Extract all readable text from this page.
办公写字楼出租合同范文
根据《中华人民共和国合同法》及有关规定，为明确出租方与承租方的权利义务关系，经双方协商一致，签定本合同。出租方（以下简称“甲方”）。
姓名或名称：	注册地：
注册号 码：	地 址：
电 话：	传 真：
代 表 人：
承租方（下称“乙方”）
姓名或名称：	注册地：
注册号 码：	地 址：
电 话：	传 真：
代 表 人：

━━━━

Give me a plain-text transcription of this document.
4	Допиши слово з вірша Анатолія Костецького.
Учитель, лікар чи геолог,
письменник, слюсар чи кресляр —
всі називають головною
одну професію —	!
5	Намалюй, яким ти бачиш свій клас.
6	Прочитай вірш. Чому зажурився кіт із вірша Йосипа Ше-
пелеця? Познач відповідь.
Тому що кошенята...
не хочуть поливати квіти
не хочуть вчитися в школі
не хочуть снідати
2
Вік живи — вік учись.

━━━━

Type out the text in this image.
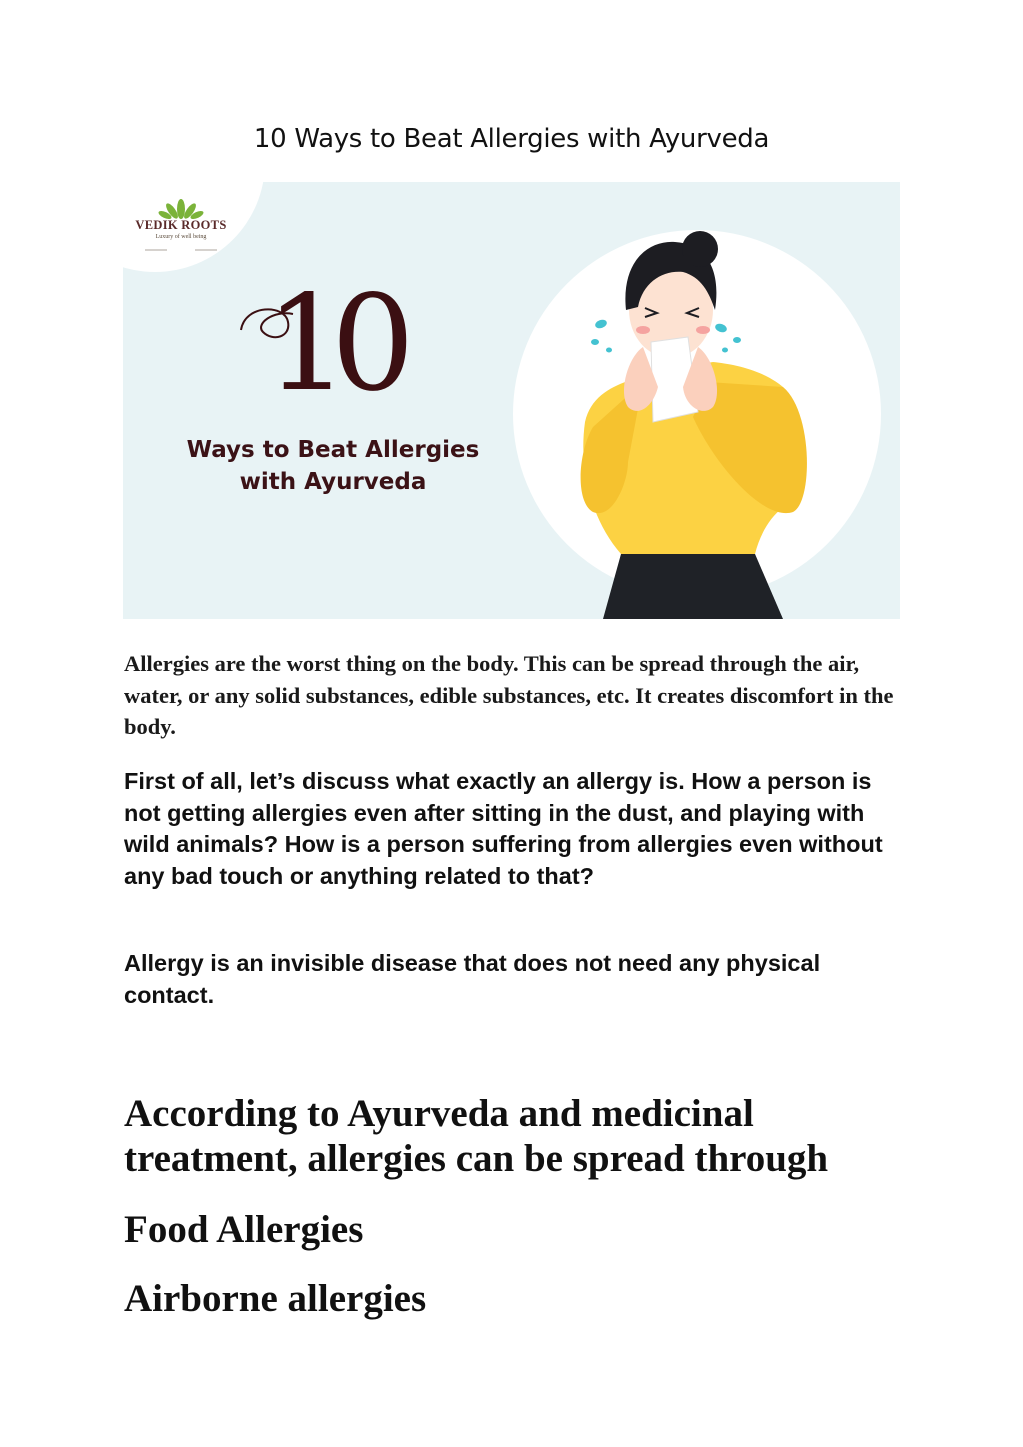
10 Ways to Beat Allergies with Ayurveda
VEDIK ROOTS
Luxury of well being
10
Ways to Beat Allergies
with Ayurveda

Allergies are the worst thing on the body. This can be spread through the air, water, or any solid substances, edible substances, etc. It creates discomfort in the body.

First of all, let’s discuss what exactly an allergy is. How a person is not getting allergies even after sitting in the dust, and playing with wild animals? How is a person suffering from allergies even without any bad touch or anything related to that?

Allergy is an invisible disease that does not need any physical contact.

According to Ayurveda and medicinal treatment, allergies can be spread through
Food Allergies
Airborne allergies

━━━━

What needs to be done: Find and copy every line in the entries above where the string "Ayurveda" occurs.

Solution to the problem:
10 Ways to Beat Allergies with Ayurveda
with Ayurveda
According to Ayurveda and medicinal treatment, allergies can be spread through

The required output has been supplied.